#### Исходный текст:

Во-вторых, цифра в тридцать тысяч жертв взята с потолка. К слову, она еще не самая фантастическая. В восемнадцатом столетии некий определенно не друживший с головой аббат называл и цифру в сто тысяч…
Короче говоря, как неопровержимо доказано современными западными историками (и французскими в том числе), максимум жертв Варфоломеевской ночи - три тысячи, а не тридцать. Ровно в десять раз меньше. Так-то.
Что немаловажно, какую-то часть из них составляют вовсе не гугеноты, а самые что ни на есть ревностные католики. Дело в том, что во времена подобных заварушек (как это было во все века и во всех странах) коротким периодом анархии успевают вдоволь попользоваться и уголовные элементы. Пока в Париже шел ночной бой меж католическими и гугенотскими отрядами, в отдалении под шумок парижские маргиналы грабили и богатые католические дома, убивая направо и налево при малейшем сопротивлении - а заодно, как это блестяще описал Дюма в «Королеве Марго», иные сводили личные счеты, справедливо, увы, рассчитав, что «война все спишет».
Отличный пример можно найти в записках австрийского студента Гайцкофлера, учившегося в Париже и ставшего очевидцем Варфоломеевской ночи. Во время заварушки какие-то мерзавцы вытащили из дома гугенотку с двумя малолетними детьми и бросили всех троих в Сену. Рядом случился некий парижанин, стопроцентный католик, но человек не в пример более гуманный. Он взял лодку и поплыл спасть тонущих. Мать он вытаскивать не стал, уж настолько его гуманизм не простирался - но обоих детишек спас, объяснив погромщикам, что воевать с малолетними все же явный перебор.
Тут объявился его родственник и в два счета разжег собравшихся было уходить погромщиков, вопя что-то вроде:
- Католики добрые! Что ж вы смотрите на это безобразие? Да он же сам скрытый гугенот, точно вам говорю! Бей его, ребята!
Гуманиста тут же прикончили. Один многозначительный нюанс: ревнитель веры был единственным наследником весьма зажиточного «спасателя». И тут же вступил во владение всем его немаленьким имуществом… Так что дело вовсе не в религии…
А вот теперь самое время вернуться в Англию, куда уже докатились известия о Реформации.
Король Генрих VIII как раз собирался разводиться с женой - разонравилась, присмотрел другую… Папа Римский согласия на развод не давал. Тогда Генрих, недолго думая, объявил себя борцом с прогнившей поповщиной и реформатором номер один всея Британии. Конфисковал все имущество церкви на Британских островах, поделил его меж собой и приближенными, а главой новой, реформированной церкви объявил самого себя. После чего глава церкви, как легко догадаться, мигом разрешил королю развод с опостылевшей супружницей…
Двух других своих жен король отправил на плаху (всего их у него было шесть, в седьмой раз он заново жениться не успел, потому что помер).

#### Условие задания:
Ответьте на вопросы по исходному тексту.
1. Какое максимальное число жертв Варфоломеевской ночи, по словам текста, доказали современные западные историки?
2. В чьих записках найден пример, который приводится в тексте?
3. Сколько всего жен было у короля Генриха VIII?

#### Предоставленные материалы:
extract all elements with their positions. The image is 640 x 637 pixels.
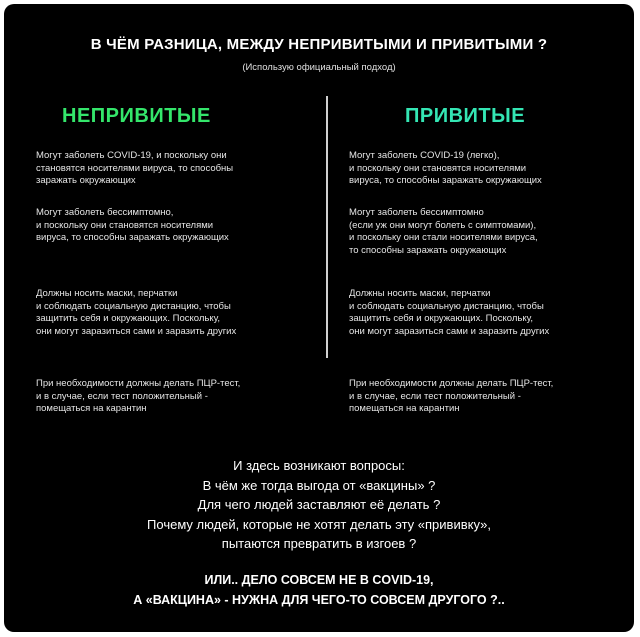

#### Правильный ответ:
1. Три тысячи.
2. В записках австрийского студента Гайцкофлера.
3. Шесть.